What to work on.
Return each line that holds the word "formula".
### Data entries ###
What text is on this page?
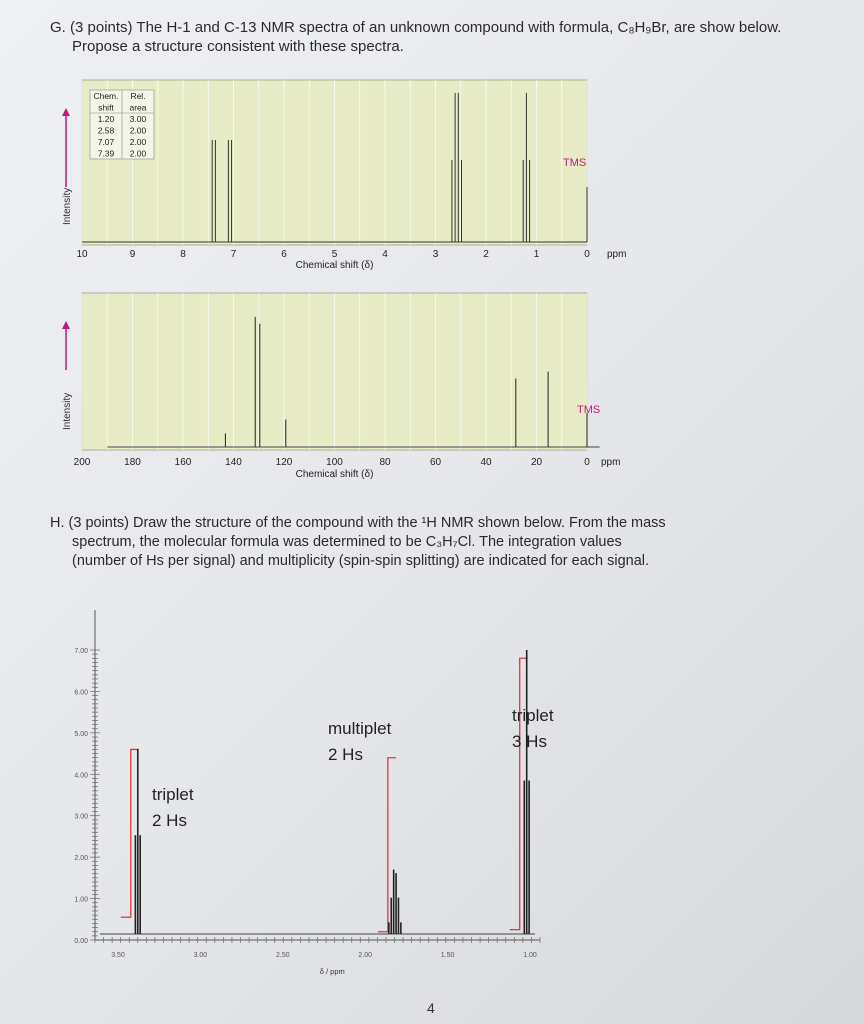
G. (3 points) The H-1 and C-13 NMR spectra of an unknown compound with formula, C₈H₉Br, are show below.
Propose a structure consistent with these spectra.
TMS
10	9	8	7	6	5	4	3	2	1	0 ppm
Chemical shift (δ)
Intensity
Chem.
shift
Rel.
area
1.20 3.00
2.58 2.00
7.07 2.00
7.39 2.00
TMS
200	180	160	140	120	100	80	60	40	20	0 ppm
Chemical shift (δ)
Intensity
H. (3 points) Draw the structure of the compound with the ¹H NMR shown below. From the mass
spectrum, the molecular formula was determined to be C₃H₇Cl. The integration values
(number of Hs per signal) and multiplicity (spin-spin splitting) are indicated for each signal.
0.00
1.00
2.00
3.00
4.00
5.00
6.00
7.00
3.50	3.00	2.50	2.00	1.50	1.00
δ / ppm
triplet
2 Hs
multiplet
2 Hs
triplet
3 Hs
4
###
### Data entries ###
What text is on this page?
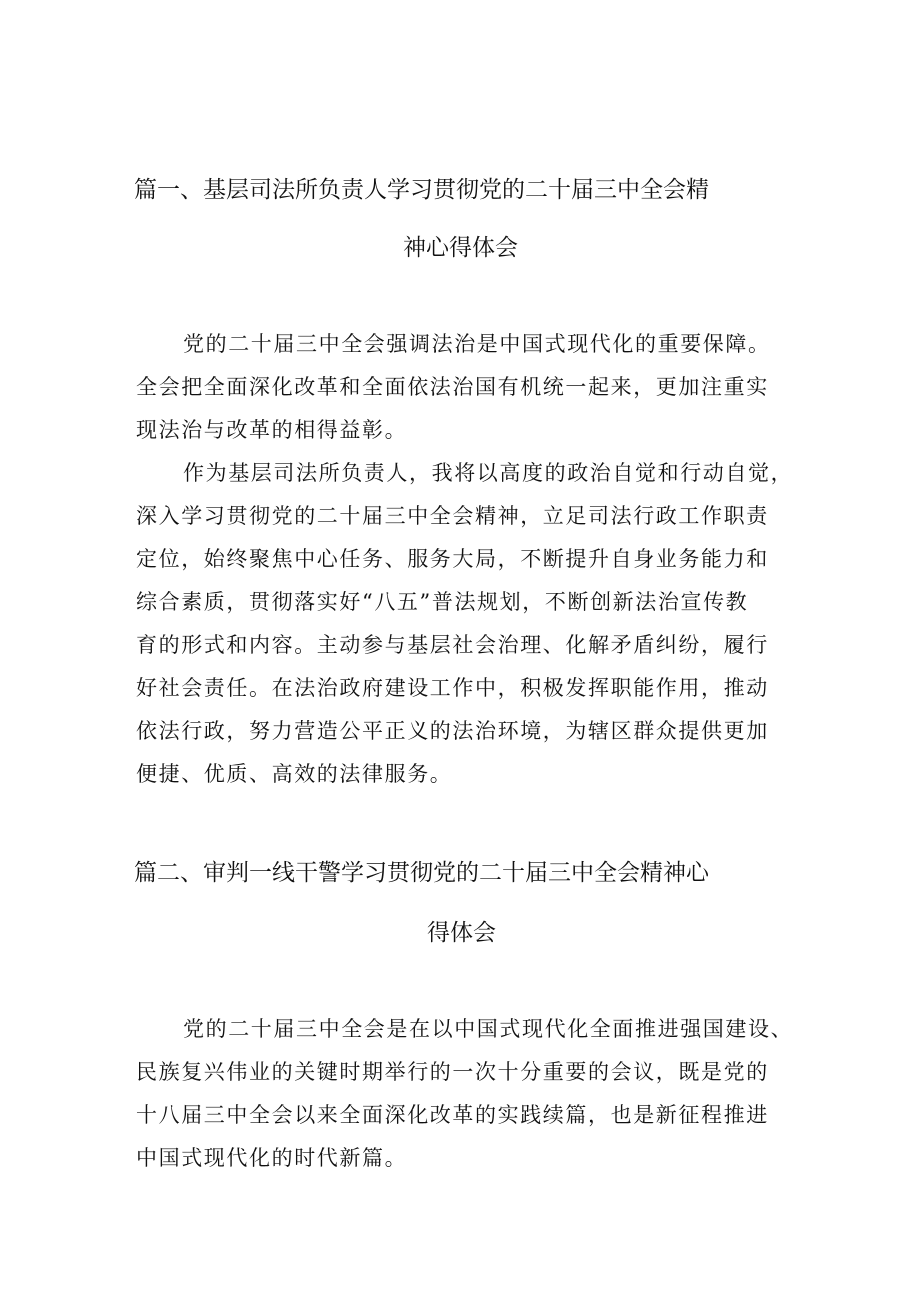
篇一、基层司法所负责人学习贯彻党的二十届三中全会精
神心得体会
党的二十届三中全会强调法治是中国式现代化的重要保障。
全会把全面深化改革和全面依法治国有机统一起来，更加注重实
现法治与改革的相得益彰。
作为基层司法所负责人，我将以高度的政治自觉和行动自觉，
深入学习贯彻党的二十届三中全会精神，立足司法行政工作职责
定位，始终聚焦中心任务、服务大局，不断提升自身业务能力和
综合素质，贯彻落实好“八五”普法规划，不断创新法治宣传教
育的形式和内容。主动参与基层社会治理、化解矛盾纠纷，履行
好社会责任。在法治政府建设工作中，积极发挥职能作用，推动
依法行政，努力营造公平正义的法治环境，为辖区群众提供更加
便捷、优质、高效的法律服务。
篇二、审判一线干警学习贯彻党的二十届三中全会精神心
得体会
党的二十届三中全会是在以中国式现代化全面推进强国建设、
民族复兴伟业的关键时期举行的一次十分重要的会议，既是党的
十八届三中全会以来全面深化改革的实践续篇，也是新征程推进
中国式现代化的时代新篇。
###
### Data entries ###
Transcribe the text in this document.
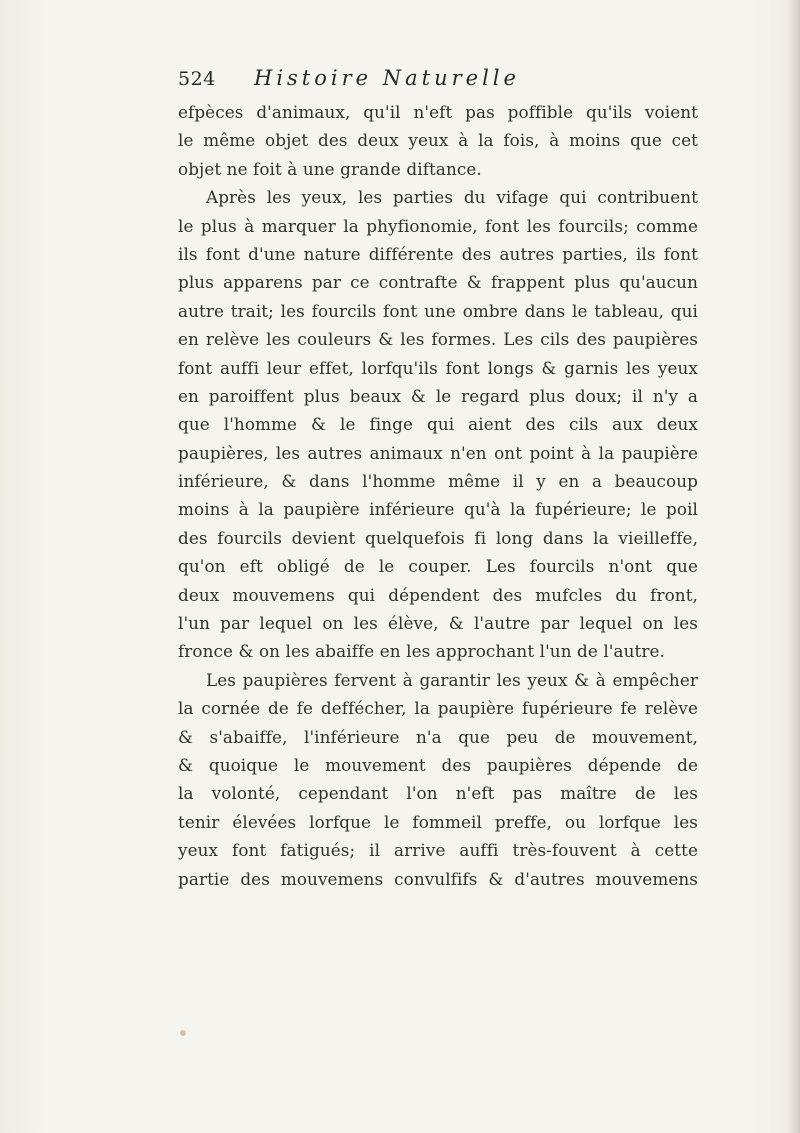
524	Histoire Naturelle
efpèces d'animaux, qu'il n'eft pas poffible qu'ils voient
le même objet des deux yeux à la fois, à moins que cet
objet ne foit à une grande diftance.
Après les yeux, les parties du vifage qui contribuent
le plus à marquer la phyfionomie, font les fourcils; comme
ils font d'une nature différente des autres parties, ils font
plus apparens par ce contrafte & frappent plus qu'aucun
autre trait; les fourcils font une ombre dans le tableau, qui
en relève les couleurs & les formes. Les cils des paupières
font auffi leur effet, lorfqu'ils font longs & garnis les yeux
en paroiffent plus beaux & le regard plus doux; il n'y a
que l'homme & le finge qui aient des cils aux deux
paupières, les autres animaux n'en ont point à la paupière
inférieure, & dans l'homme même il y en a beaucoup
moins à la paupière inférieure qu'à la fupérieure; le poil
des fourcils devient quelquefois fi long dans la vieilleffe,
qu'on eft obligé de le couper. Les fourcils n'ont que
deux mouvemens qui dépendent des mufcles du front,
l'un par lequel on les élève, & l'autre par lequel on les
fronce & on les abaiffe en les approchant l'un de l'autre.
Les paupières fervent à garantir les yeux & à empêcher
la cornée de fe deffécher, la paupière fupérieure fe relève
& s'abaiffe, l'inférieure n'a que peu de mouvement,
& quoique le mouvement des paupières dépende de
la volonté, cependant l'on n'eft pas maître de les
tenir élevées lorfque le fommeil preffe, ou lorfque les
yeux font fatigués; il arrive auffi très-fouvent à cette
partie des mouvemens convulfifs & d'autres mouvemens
###
Solution to the exercise.
G. (3 points) The H-1 and C-13 NMR spectra of an unknown compound with formula, C₈H₉Br, are show below.
spectrum, the molecular formula was determined to be C₃H₇Cl. The integration values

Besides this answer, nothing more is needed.